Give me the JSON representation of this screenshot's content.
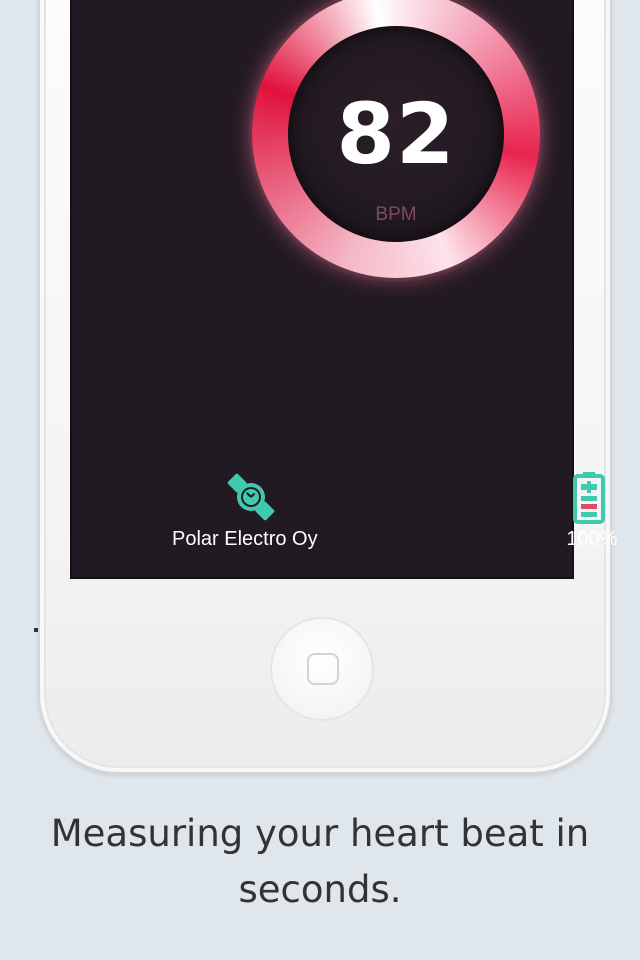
{
  "heart_rate": {
    "value": "82",
    "unit": "BPM"
  },
  "device": {
    "icon": "watch-icon",
    "name": "Polar Electro Oy"
  },
  "battery": {
    "icon": "battery-icon",
    "level": "100%"
  },
  "caption": {
    "text": "Measuring your heart beat in seconds."
  },
  "colors": {
    "background": "#dfe7ec",
    "screen": "#221a22",
    "ring_accent": "#e0123c",
    "icon_teal": "#3fc9ae",
    "caption_text": "#333333"
  }
}
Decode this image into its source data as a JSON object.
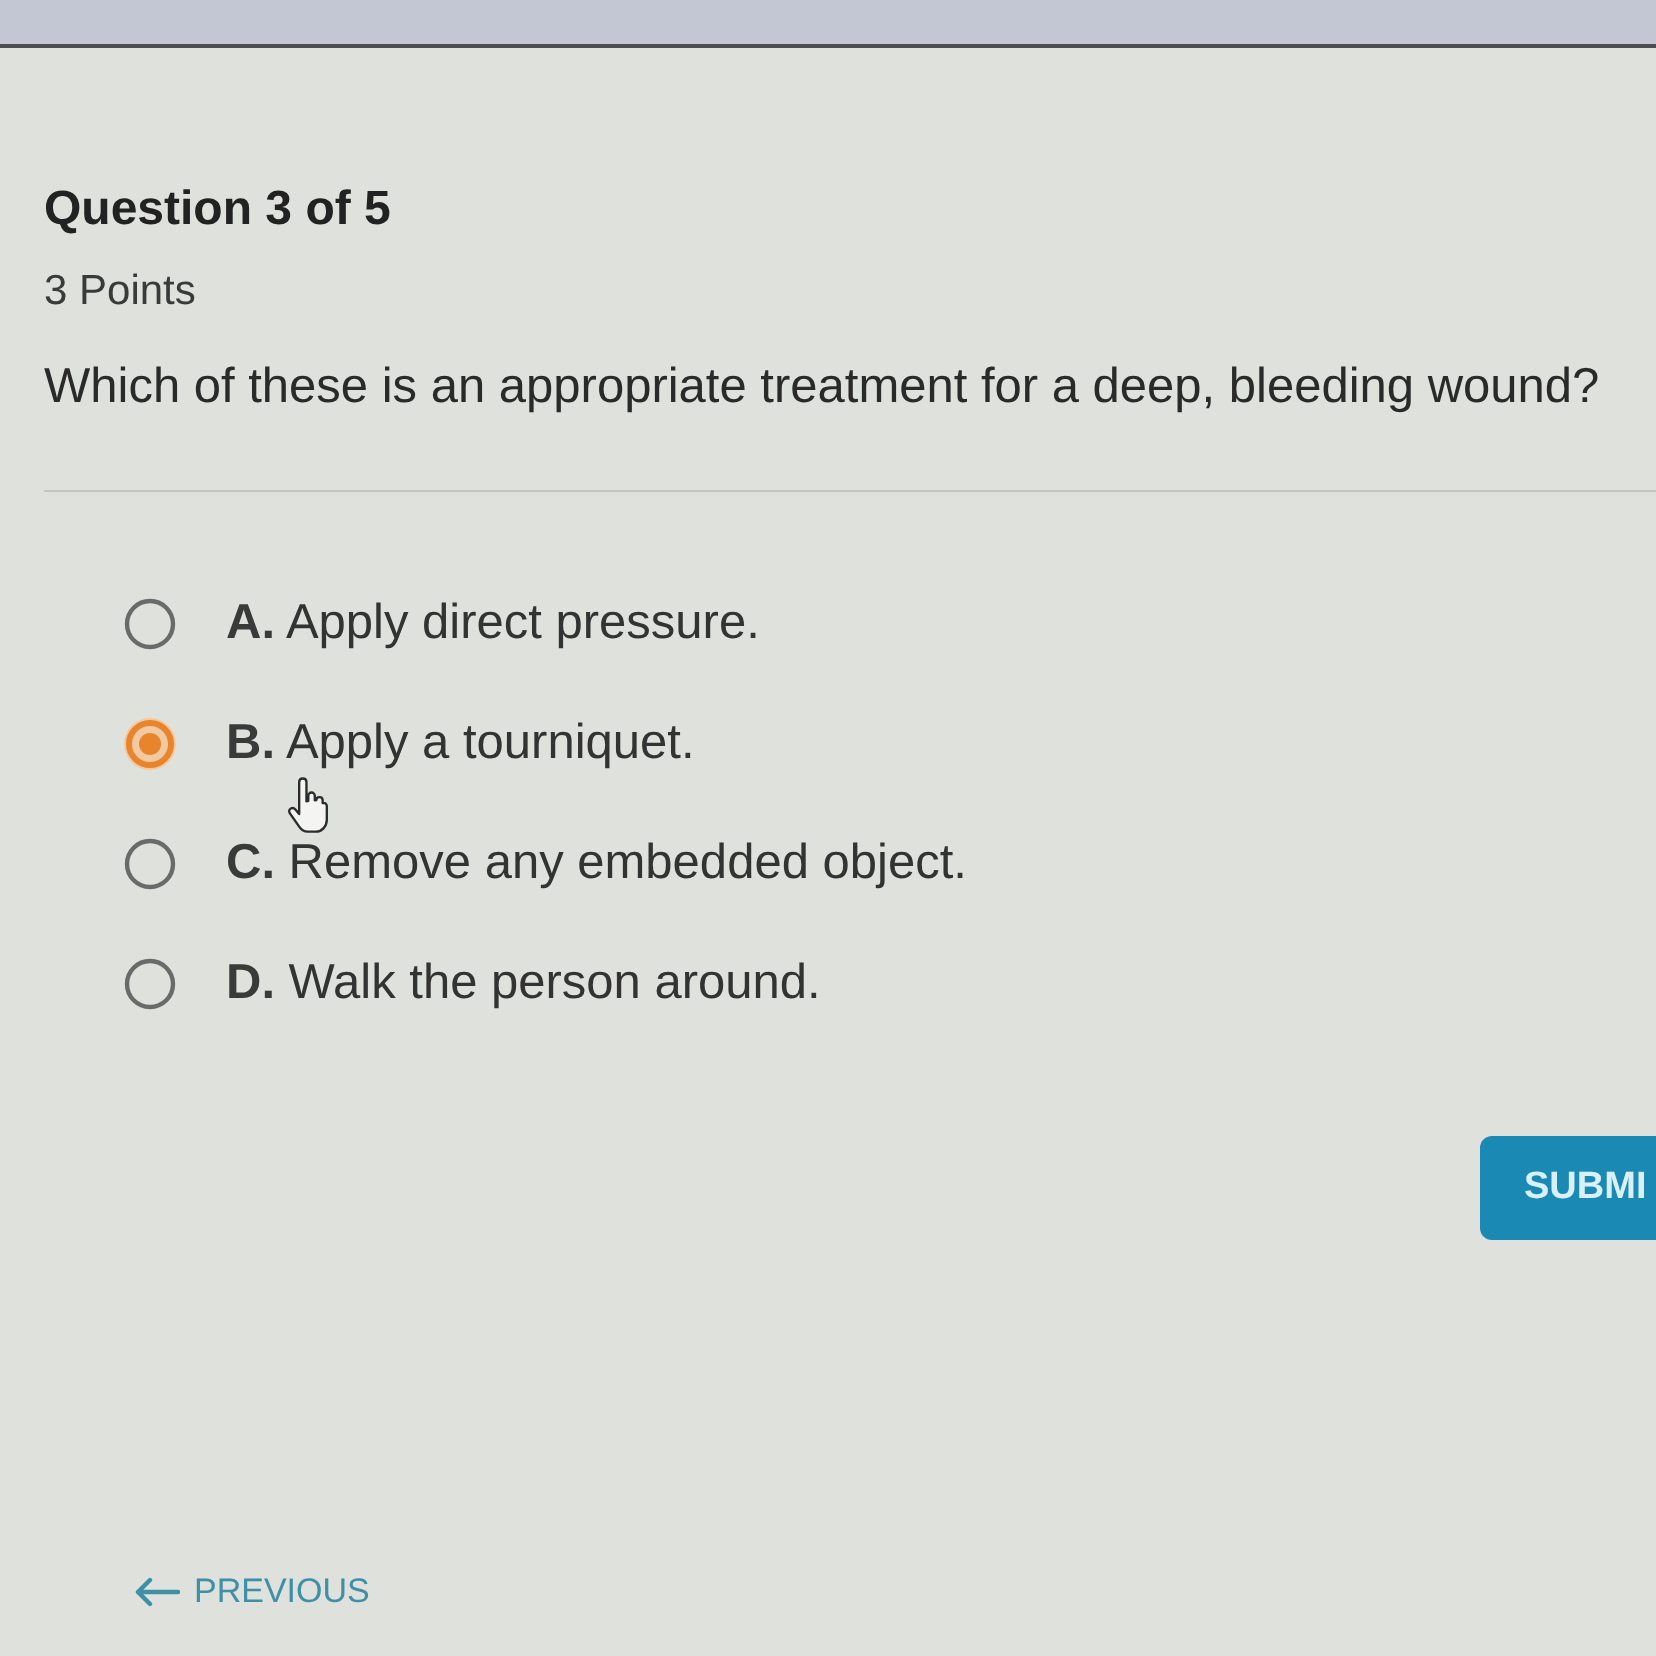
{
  "question": {
    "title": "Question 3 of 5",
    "points": "3 Points",
    "prompt": "Which of these is an appropriate treatment for a deep, bleeding wound?"
  },
  "options": [
    {
      "label": "**A.** Apply direct pressure.",
      "selected": false
    },
    {
      "label": "**B.** Apply a tourniquet.",
      "selected": true
    },
    {
      "label": "**C.** Remove any embedded object.",
      "selected": false
    },
    {
      "label": "**D.** Walk the person around.",
      "selected": false
    }
  ],
  "submit_button": "SUBMI",
  "previous_link": "PREVIOUS"
}
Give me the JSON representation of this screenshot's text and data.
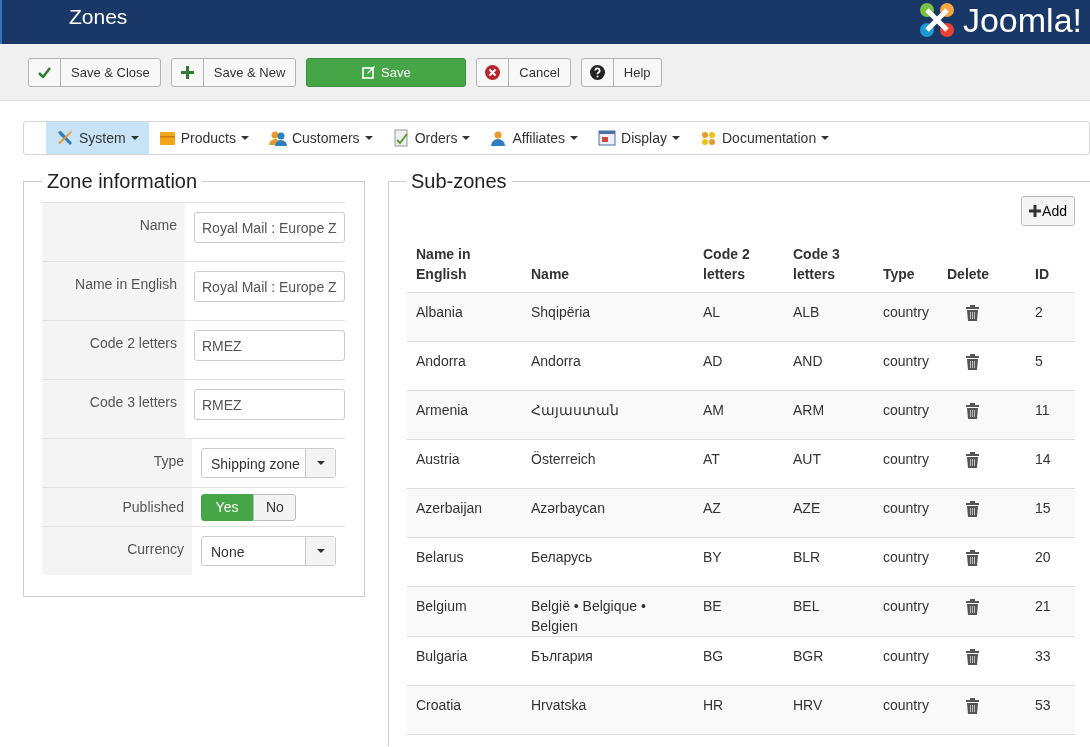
{
  "header": {
    "title": "Zones",
    "logo_text": "Joomla!"
  },
  "toolbar": [
    {
      "label": "Save & Close",
      "kind": "check"
    },
    {
      "label": "Save & New",
      "kind": "plus"
    },
    {
      "label": "Save",
      "kind": "primary"
    },
    {
      "label": "Cancel",
      "kind": "cancel"
    },
    {
      "label": "Help",
      "kind": "help"
    }
  ],
  "menu": [
    {
      "label": "System",
      "selected": true
    },
    {
      "label": "Products",
      "selected": false
    },
    {
      "label": "Customers",
      "selected": false
    },
    {
      "label": "Orders",
      "selected": false
    },
    {
      "label": "Affiliates",
      "selected": false
    },
    {
      "label": "Display",
      "selected": false
    },
    {
      "label": "Documentation",
      "selected": false
    }
  ],
  "zone_information": {
    "title": "Zone information",
    "fields": [
      {
        "label": "Name",
        "kind": "text",
        "value": "Royal Mail : Europe Z"
      },
      {
        "label": "Name in English",
        "kind": "text",
        "value": "Royal Mail : Europe Z"
      },
      {
        "label": "Code 2 letters",
        "kind": "text",
        "value": "RMEZ"
      },
      {
        "label": "Code 3 letters",
        "kind": "text",
        "value": "RMEZ"
      },
      {
        "label": "Type",
        "kind": "select",
        "value": "Shipping zone"
      },
      {
        "label": "Published",
        "kind": "toggle",
        "options": [
          {
            "label": "Yes",
            "selected": true
          },
          {
            "label": "No",
            "selected": false
          }
        ]
      },
      {
        "label": "Currency",
        "kind": "select",
        "value": "None"
      }
    ]
  },
  "sub_zones": {
    "title": "Sub-zones",
    "add_button": "Add",
    "columns": [
      "Name in English",
      "Name",
      "Code 2 letters",
      "Code 3 letters",
      "Type",
      "Delete",
      "ID"
    ],
    "rows": [
      [
        "Albania",
        "Shqipëria",
        "AL",
        "ALB",
        "country",
        "2"
      ],
      [
        "Andorra",
        "Andorra",
        "AD",
        "AND",
        "country",
        "5"
      ],
      [
        "Armenia",
        "Հայաստան",
        "AM",
        "ARM",
        "country",
        "11"
      ],
      [
        "Austria",
        "Österreich",
        "AT",
        "AUT",
        "country",
        "14"
      ],
      [
        "Azerbaijan",
        "Azərbaycan",
        "AZ",
        "AZE",
        "country",
        "15"
      ],
      [
        "Belarus",
        "Беларусь",
        "BY",
        "BLR",
        "country",
        "20"
      ],
      [
        "Belgium",
        "België • Belgique • Belgien",
        "BE",
        "BEL",
        "country",
        "21"
      ],
      [
        "Bulgaria",
        "България",
        "BG",
        "BGR",
        "country",
        "33"
      ],
      [
        "Croatia",
        "Hrvatska",
        "HR",
        "HRV",
        "country",
        "53"
      ]
    ]
  }
}
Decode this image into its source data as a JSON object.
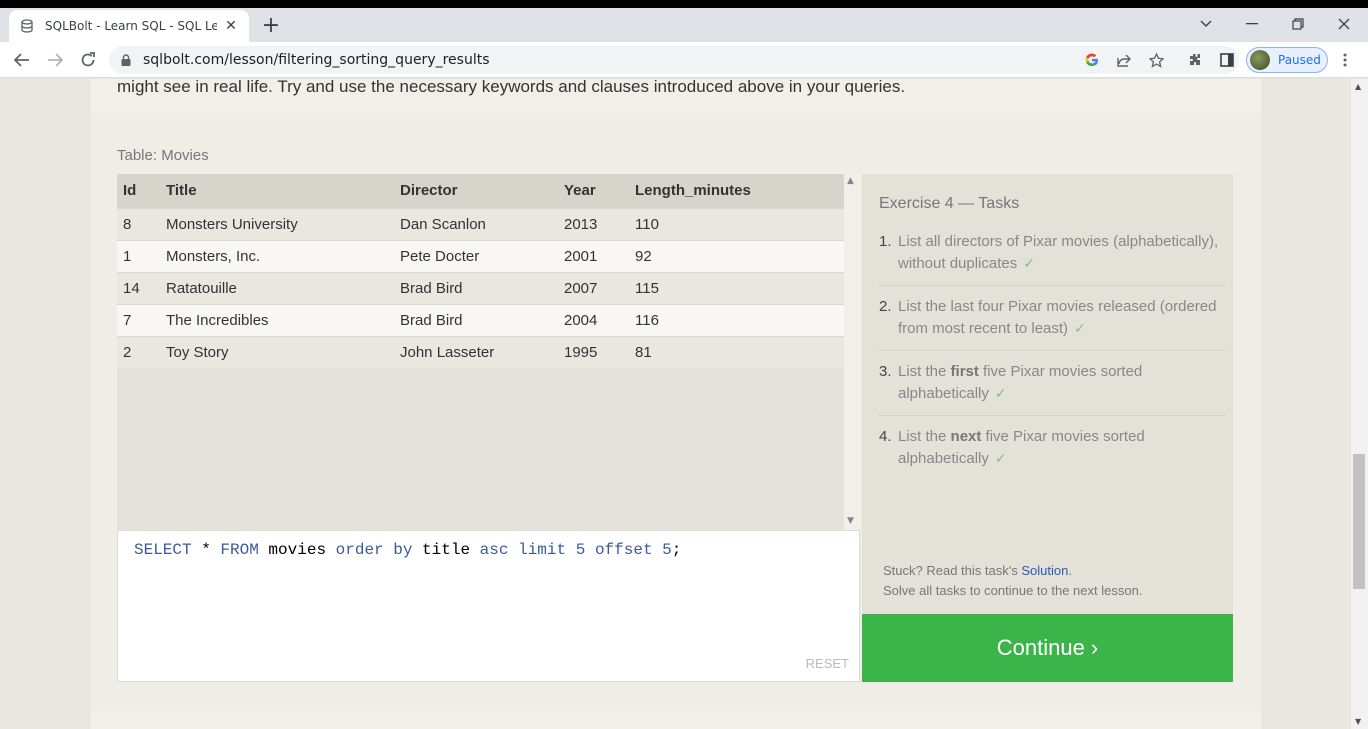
{
  "browser": {
    "tab_title": "SQLBolt - Learn SQL - SQL Lesso",
    "tab_close": "✕",
    "new_tab": "+",
    "url": "sqlbolt.com/lesson/filtering_sorting_query_results",
    "profile_status": "Paused"
  },
  "page": {
    "intro_text": "might see in real life. Try and use the necessary keywords and clauses introduced above in your queries.",
    "table_caption": "Table: Movies",
    "columns": [
      "Id",
      "Title",
      "Director",
      "Year",
      "Length_minutes"
    ],
    "rows": [
      [
        "8",
        "Monsters University",
        "Dan Scanlon",
        "2013",
        "110"
      ],
      [
        "1",
        "Monsters, Inc.",
        "Pete Docter",
        "2001",
        "92"
      ],
      [
        "14",
        "Ratatouille",
        "Brad Bird",
        "2007",
        "115"
      ],
      [
        "7",
        "The Incredibles",
        "Brad Bird",
        "2004",
        "116"
      ],
      [
        "2",
        "Toy Story",
        "John Lasseter",
        "1995",
        "81"
      ]
    ],
    "query_tokens": {
      "select": "SELECT",
      "star": " * ",
      "from": "FROM",
      "table": " movies ",
      "order_by": "order by",
      "column": " title ",
      "asc": "asc",
      "limit": "limit",
      "limit_val": "5",
      "offset": "offset",
      "offset_val": "5",
      "semicolon": ";"
    },
    "reset_label": "RESET",
    "exercise_title": "Exercise 4 — Tasks",
    "tasks": [
      {
        "num": "1.",
        "text": "List all directors of Pixar movies (alphabetically), without duplicates",
        "done": "✓"
      },
      {
        "num": "2.",
        "text": "List the last four Pixar movies released (ordered from most recent to least)",
        "done": "✓"
      },
      {
        "num": "3.",
        "pre": "List the ",
        "bold": "first",
        "post": " five Pixar movies sorted alphabetically",
        "done": "✓"
      },
      {
        "num": "4.",
        "pre": "List the ",
        "bold": "next",
        "post": " five Pixar movies sorted alphabetically",
        "done": "✓"
      }
    ],
    "stuck_prefix": "Stuck? Read this task's ",
    "solution_link": "Solution",
    "stuck_suffix": ".",
    "solve_all": "Solve all tasks to continue to the next lesson.",
    "continue_label": "Continue ›"
  },
  "colors": {
    "continue_bg": "#3bb54a",
    "sql_keyword": "#3a5a9a",
    "link": "#2a5db0",
    "check": "#7ec27e"
  }
}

====================

▸ THE PROBLEM: Transcribe the whole listing exactly. Pictures are excluded.

▸ FULL OUTPUT:
Give me the JSON representation of this screenshot's content.
{
  "heart_rate": {
    "value": "82",
    "unit": "BPM"
  },
  "device": {
    "icon": "watch-icon",
    "name": "Polar Electro Oy"
  },
  "battery": {
    "icon": "battery-icon",
    "level": "100%"
  },
  "caption": {
    "text": "Measuring your heart beat in seconds."
  },
  "colors": {
    "background": "#dfe7ec",
    "screen": "#221a22",
    "ring_accent": "#e0123c",
    "icon_teal": "#3fc9ae",
    "caption_text": "#333333"
  }
}
Decode this image into its source data as a JSON object.
{
  "question": {
    "title": "Question 3 of 5",
    "points": "3 Points",
    "prompt": "Which of these is an appropriate treatment for a deep, bleeding wound?"
  },
  "options": [
    {
      "label": "**A.** Apply direct pressure.",
      "selected": false
    },
    {
      "label": "**B.** Apply a tourniquet.",
      "selected": true
    },
    {
      "label": "**C.** Remove any embedded object.",
      "selected": false
    },
    {
      "label": "**D.** Walk the person around.",
      "selected": false
    }
  ],
  "submit_button": "SUBMI",
  "previous_link": "PREVIOUS"
}
Give me the JSON representation of this screenshot's text and data.
{
  "header": {
    "title": "Zones",
    "logo_text": "Joomla!"
  },
  "toolbar": [
    {
      "label": "Save & Close",
      "kind": "check"
    },
    {
      "label": "Save & New",
      "kind": "plus"
    },
    {
      "label": "Save",
      "kind": "primary"
    },
    {
      "label": "Cancel",
      "kind": "cancel"
    },
    {
      "label": "Help",
      "kind": "help"
    }
  ],
  "menu": [
    {
      "label": "System",
      "selected": true
    },
    {
      "label": "Products",
      "selected": false
    },
    {
      "label": "Customers",
      "selected": false
    },
    {
      "label": "Orders",
      "selected": false
    },
    {
      "label": "Affiliates",
      "selected": false
    },
    {
      "label": "Display",
      "selected": false
    },
    {
      "label": "Documentation",
      "selected": false
    }
  ],
  "zone_information": {
    "title": "Zone information",
    "fields": [
      {
        "label": "Name",
        "kind": "text",
        "value": "Royal Mail : Europe Z"
      },
      {
        "label": "Name in English",
        "kind": "text",
        "value": "Royal Mail : Europe Z"
      },
      {
        "label": "Code 2 letters",
        "kind": "text",
        "value": "RMEZ"
      },
      {
        "label": "Code 3 letters",
        "kind": "text",
        "value": "RMEZ"
      },
      {
        "label": "Type",
        "kind": "select",
        "value": "Shipping zone"
      },
      {
        "label": "Published",
        "kind": "toggle",
        "options": [
          {
            "label": "Yes",
            "selected": true
          },
          {
            "label": "No",
            "selected": false
          }
        ]
      },
      {
        "label": "Currency",
        "kind": "select",
        "value": "None"
      }
    ]
  },
  "sub_zones": {
    "title": "Sub-zones",
    "add_button": "Add",
    "columns": [
      "Name in English",
      "Name",
      "Code 2 letters",
      "Code 3 letters",
      "Type",
      "Delete",
      "ID"
    ],
    "rows": [
      [
        "Albania",
        "Shqipëria",
        "AL",
        "ALB",
        "country",
        "2"
      ],
      [
        "Andorra",
        "Andorra",
        "AD",
        "AND",
        "country",
        "5"
      ],
      [
        "Armenia",
        "Հայաստան",
        "AM",
        "ARM",
        "country",
        "11"
      ],
      [
        "Austria",
        "Österreich",
        "AT",
        "AUT",
        "country",
        "14"
      ],
      [
        "Azerbaijan",
        "Azərbaycan",
        "AZ",
        "AZE",
        "country",
        "15"
      ],
      [
        "Belarus",
        "Беларусь",
        "BY",
        "BLR",
        "country",
        "20"
      ],
      [
        "Belgium",
        "België • Belgique • Belgien",
        "BE",
        "BEL",
        "country",
        "21"
      ],
      [
        "Bulgaria",
        "България",
        "BG",
        "BGR",
        "country",
        "33"
      ],
      [
        "Croatia",
        "Hrvatska",
        "HR",
        "HRV",
        "country",
        "53"
      ]
    ]
  }
}
Decode this image into its source data as a JSON object.
{
  "browser": {
    "tab_title": "SQLBolt - Learn SQL - SQL Lesso",
    "tab_close": "✕",
    "new_tab": "+",
    "url": "sqlbolt.com/lesson/filtering_sorting_query_results",
    "profile_status": "Paused"
  },
  "page": {
    "intro_text": "might see in real life. Try and use the necessary keywords and clauses introduced above in your queries.",
    "table_caption": "Table: Movies",
    "columns": [
      "Id",
      "Title",
      "Director",
      "Year",
      "Length_minutes"
    ],
    "rows": [
      [
        "8",
        "Monsters University",
        "Dan Scanlon",
        "2013",
        "110"
      ],
      [
        "1",
        "Monsters, Inc.",
        "Pete Docter",
        "2001",
        "92"
      ],
      [
        "14",
        "Ratatouille",
        "Brad Bird",
        "2007",
        "115"
      ],
      [
        "7",
        "The Incredibles",
        "Brad Bird",
        "2004",
        "116"
      ],
      [
        "2",
        "Toy Story",
        "John Lasseter",
        "1995",
        "81"
      ]
    ],
    "query_tokens": {
      "select": "SELECT",
      "star": " * ",
      "from": "FROM",
      "table": " movies ",
      "order_by": "order by",
      "column": " title ",
      "asc": "asc",
      "limit": "limit",
      "limit_val": "5",
      "offset": "offset",
      "offset_val": "5",
      "semicolon": ";"
    },
    "reset_label": "RESET",
    "exercise_title": "Exercise 4 — Tasks",
    "tasks": [
      {
        "num": "1.",
        "text": "List all directors of Pixar movies (alphabetically), without duplicates",
        "done": "✓"
      },
      {
        "num": "2.",
        "text": "List the last four Pixar movies released (ordered from most recent to least)",
        "done": "✓"
      },
      {
        "num": "3.",
        "pre": "List the ",
        "bold": "first",
        "post": " five Pixar movies sorted alphabetically",
        "done": "✓"
      },
      {
        "num": "4.",
        "pre": "List the ",
        "bold": "next",
        "post": " five Pixar movies sorted alphabetically",
        "done": "✓"
      }
    ],
    "stuck_prefix": "Stuck? Read this task's ",
    "solution_link": "Solution",
    "stuck_suffix": ".",
    "solve_all": "Solve all tasks to continue to the next lesson.",
    "continue_label": "Continue ›"
  },
  "colors": {
    "continue_bg": "#3bb54a",
    "sql_keyword": "#3a5a9a",
    "link": "#2a5db0",
    "check": "#7ec27e"
  }
}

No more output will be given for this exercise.